GOAL
All the data must come back unchanged, except that pictures are left out.

Collection entries:
..........

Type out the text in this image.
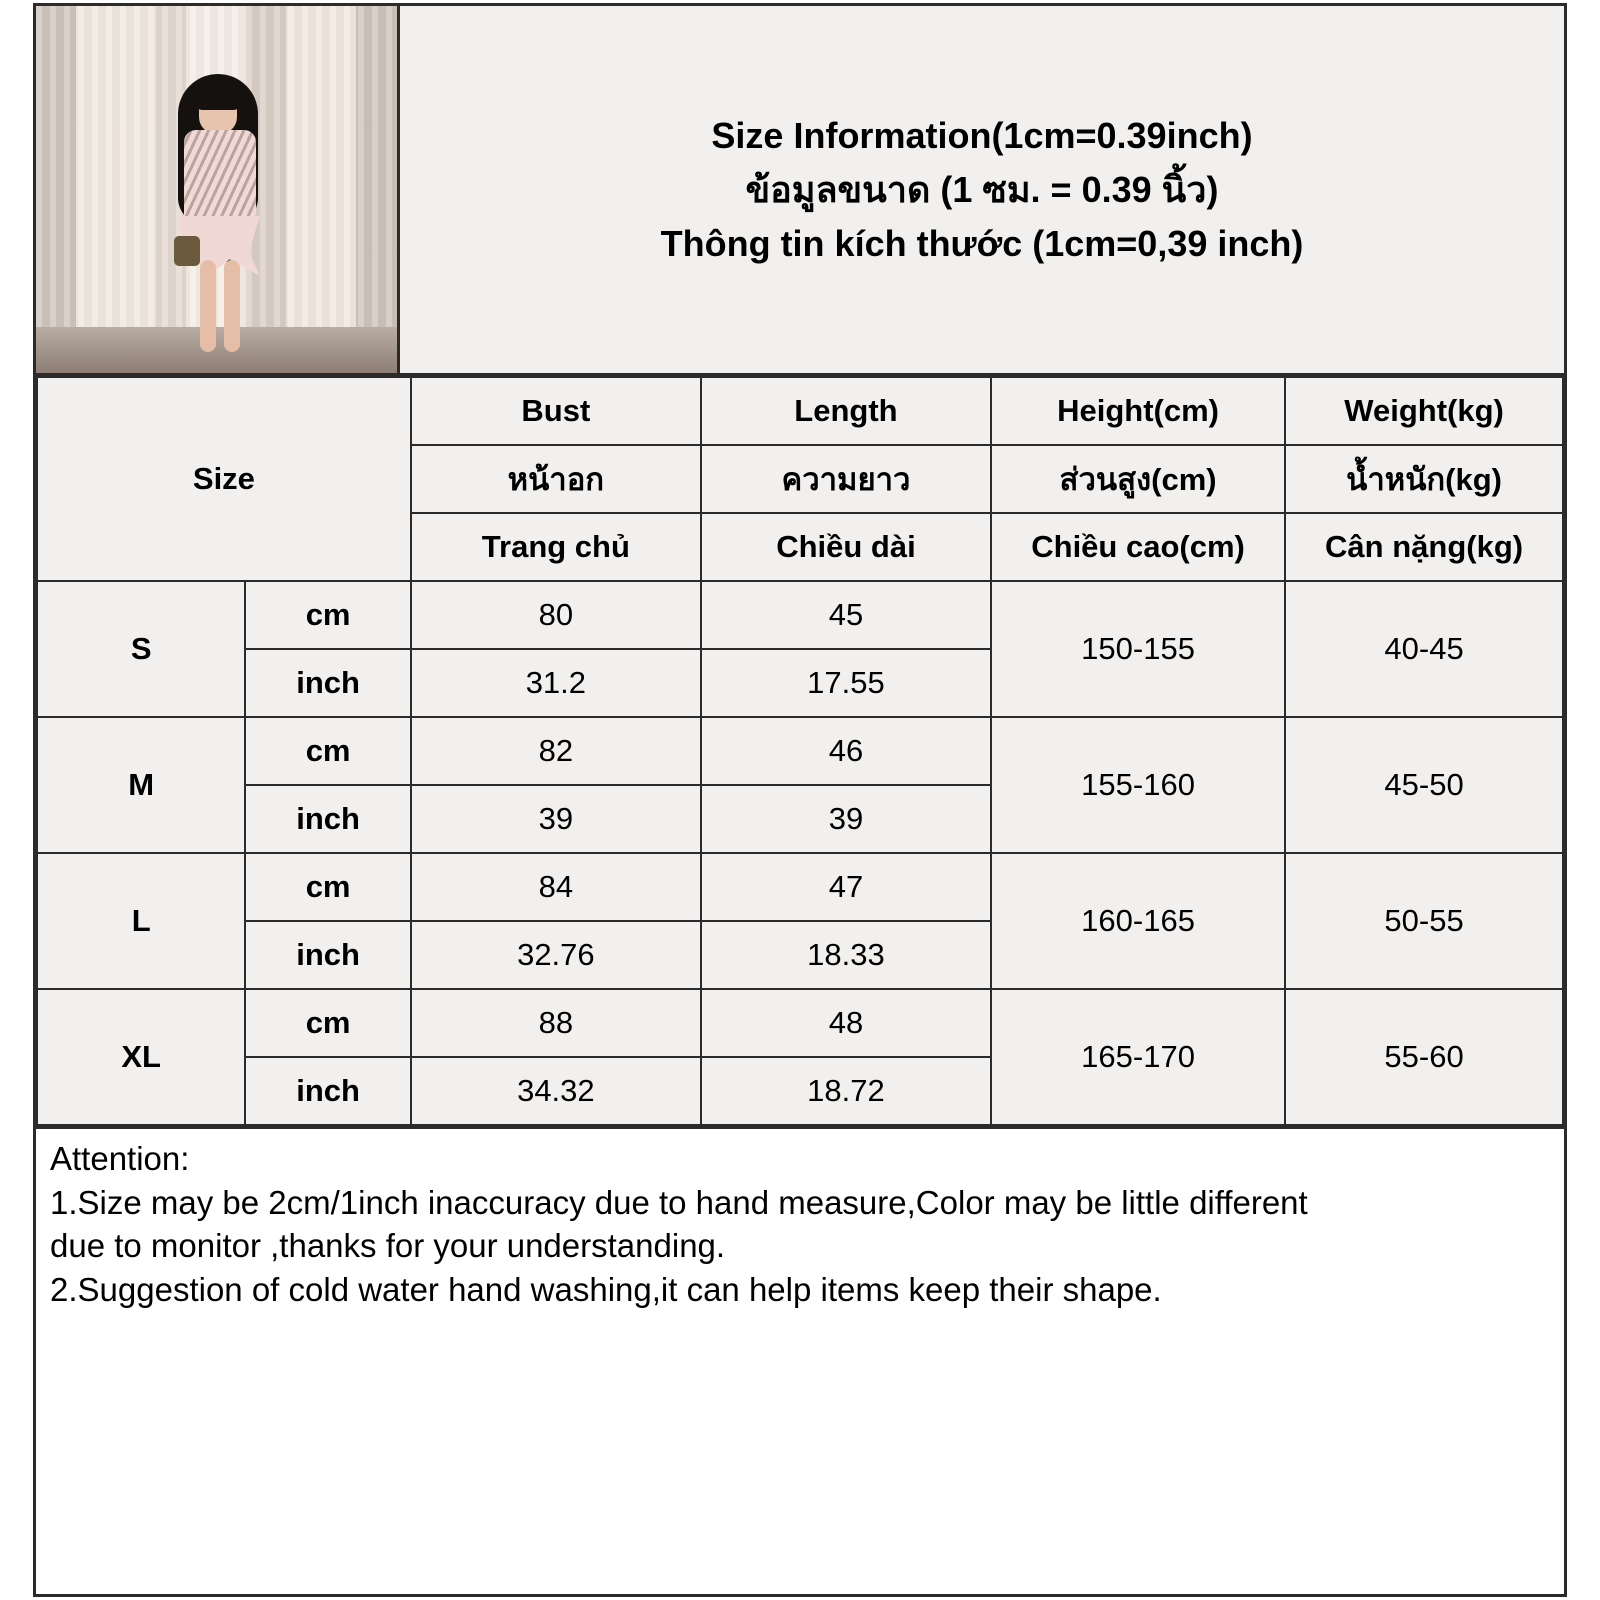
Size Information(1cm=0.39inch)
ข้อมูลขนาด (1 ซม. = 0.39 นิ้ว)
Thông tin kích thước (1cm=0,39 inch)
Size		Bust	Length	Height(cm)	Weight(kg)
		หน้าอก	ความยาว	ส่วนสูง(cm)	น้ำหนัก(kg)
		Trang chủ	Chiều dài	Chiều cao(cm)	Cân nặng(kg)
S	cm	80	45	150-155	40-45
	inch	31.2	17.55		
M	cm	82	46	155-160	45-50
	inch	39	39		
L	cm	84	47	160-165	50-55
	inch	32.76	18.33		
XL	cm	88	48	165-170	55-60
	inch	34.32	18.72		

Attention:

1.Size may be 2cm/1inch inaccuracy due to hand measure,Color may be little different

due to monitor ,thanks for your understanding.

2.Suggestion of cold water hand washing,it can help items keep their shape.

..........

SOLUTION
Type out the text in this image.
Size Information(1cm=0.39inch)
ข้อมูลขนาด (1 ซม. = 0.39 นิ้ว)
Thông tin kích thước (1cm=0,39 inch)
Size		Bust	Length	Height(cm)	Weight(kg)
		หน้าอก	ความยาว	ส่วนสูง(cm)	น้ำหนัก(kg)
		Trang chủ	Chiều dài	Chiều cao(cm)	Cân nặng(kg)
S	cm	80	45	150-155	40-45
	inch	31.2	17.55		
M	cm	82	46	155-160	45-50
	inch	39	39		
L	cm	84	47	160-165	50-55
	inch	32.76	18.33		
XL	cm	88	48	165-170	55-60
	inch	34.32	18.72		

Attention:

1.Size may be 2cm/1inch inaccuracy due to hand measure,Color may be little different

due to monitor ,thanks for your understanding.

2.Suggestion of cold water hand washing,it can help items keep their shape.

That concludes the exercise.